Work required – Give the number of lines in the records below that include "Ship", and nothing more.

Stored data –
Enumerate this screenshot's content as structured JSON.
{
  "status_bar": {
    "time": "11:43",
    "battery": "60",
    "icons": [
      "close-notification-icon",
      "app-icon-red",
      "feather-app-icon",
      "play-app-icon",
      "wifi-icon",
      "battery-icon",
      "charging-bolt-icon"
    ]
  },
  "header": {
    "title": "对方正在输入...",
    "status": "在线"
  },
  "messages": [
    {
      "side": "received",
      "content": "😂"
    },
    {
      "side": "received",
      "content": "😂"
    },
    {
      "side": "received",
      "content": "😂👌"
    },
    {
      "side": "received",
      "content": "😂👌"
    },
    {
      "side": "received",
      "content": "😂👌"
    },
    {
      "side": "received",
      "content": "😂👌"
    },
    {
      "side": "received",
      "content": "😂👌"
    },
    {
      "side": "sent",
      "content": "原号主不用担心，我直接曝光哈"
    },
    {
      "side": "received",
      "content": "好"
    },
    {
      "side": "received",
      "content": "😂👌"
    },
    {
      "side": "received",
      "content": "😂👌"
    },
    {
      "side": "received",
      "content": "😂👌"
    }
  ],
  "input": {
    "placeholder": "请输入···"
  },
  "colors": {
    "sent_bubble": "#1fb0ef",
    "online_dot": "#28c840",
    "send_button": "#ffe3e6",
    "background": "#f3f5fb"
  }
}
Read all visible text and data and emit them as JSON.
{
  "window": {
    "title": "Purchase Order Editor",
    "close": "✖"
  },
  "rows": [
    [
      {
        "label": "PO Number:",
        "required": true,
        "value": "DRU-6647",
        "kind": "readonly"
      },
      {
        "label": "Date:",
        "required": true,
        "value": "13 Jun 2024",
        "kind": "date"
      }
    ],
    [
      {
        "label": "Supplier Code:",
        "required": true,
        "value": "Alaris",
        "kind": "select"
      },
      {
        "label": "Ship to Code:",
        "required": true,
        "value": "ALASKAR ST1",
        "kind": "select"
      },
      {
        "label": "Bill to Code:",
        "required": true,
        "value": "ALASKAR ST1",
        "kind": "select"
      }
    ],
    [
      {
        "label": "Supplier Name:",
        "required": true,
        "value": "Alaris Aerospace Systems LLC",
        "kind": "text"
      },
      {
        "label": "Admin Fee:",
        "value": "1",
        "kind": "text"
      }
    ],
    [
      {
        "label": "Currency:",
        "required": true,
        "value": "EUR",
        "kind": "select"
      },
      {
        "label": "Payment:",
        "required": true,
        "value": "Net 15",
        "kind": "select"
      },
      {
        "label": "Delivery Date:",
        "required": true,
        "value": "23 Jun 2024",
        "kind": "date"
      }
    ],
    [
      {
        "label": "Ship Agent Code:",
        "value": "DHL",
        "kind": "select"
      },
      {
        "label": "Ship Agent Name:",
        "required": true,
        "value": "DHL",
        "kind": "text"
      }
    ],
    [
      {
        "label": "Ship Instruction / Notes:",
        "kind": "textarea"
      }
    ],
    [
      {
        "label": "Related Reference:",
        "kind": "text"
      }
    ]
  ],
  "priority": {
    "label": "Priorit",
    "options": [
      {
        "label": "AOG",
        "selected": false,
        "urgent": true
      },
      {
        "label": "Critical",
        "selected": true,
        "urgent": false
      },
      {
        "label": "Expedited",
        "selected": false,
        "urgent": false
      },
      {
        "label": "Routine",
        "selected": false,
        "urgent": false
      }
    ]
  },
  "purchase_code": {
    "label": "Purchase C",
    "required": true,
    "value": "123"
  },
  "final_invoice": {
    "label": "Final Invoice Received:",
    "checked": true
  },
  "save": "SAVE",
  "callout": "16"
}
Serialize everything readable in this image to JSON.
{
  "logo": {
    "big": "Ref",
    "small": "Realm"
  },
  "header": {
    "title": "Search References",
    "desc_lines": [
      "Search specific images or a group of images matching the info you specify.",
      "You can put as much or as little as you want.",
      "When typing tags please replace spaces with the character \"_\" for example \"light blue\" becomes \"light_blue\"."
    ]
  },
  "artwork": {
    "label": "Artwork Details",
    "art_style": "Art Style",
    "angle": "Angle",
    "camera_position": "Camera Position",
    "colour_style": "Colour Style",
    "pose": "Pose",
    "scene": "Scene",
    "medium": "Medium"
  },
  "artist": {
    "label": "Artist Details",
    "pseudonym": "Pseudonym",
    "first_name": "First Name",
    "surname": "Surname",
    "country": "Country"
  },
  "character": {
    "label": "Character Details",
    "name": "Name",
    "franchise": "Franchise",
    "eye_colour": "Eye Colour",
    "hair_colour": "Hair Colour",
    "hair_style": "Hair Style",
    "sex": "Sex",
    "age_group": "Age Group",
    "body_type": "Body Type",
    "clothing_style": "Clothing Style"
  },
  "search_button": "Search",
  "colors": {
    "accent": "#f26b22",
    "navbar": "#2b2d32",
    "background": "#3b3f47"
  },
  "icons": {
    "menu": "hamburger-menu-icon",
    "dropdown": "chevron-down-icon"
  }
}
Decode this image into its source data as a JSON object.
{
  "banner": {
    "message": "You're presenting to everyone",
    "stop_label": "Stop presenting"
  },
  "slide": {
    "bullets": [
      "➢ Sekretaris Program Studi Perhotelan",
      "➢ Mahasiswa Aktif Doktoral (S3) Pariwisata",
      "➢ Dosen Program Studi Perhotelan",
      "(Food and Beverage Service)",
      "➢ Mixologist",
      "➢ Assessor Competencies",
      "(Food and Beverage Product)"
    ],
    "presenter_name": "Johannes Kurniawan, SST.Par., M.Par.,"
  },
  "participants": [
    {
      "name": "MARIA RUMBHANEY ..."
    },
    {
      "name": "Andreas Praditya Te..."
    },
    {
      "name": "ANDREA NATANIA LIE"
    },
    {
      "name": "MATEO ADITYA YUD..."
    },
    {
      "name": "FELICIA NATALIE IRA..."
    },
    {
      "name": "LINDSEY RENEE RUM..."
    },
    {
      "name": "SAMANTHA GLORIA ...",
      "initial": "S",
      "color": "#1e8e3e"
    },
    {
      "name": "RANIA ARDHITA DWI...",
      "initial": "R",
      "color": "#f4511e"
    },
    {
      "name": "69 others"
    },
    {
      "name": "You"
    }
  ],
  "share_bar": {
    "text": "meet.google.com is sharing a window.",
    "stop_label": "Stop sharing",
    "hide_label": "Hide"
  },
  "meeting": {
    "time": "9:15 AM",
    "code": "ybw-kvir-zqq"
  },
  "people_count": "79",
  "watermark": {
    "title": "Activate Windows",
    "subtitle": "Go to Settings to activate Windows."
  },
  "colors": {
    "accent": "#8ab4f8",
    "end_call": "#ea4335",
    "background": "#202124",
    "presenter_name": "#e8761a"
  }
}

Result of the exercise – 4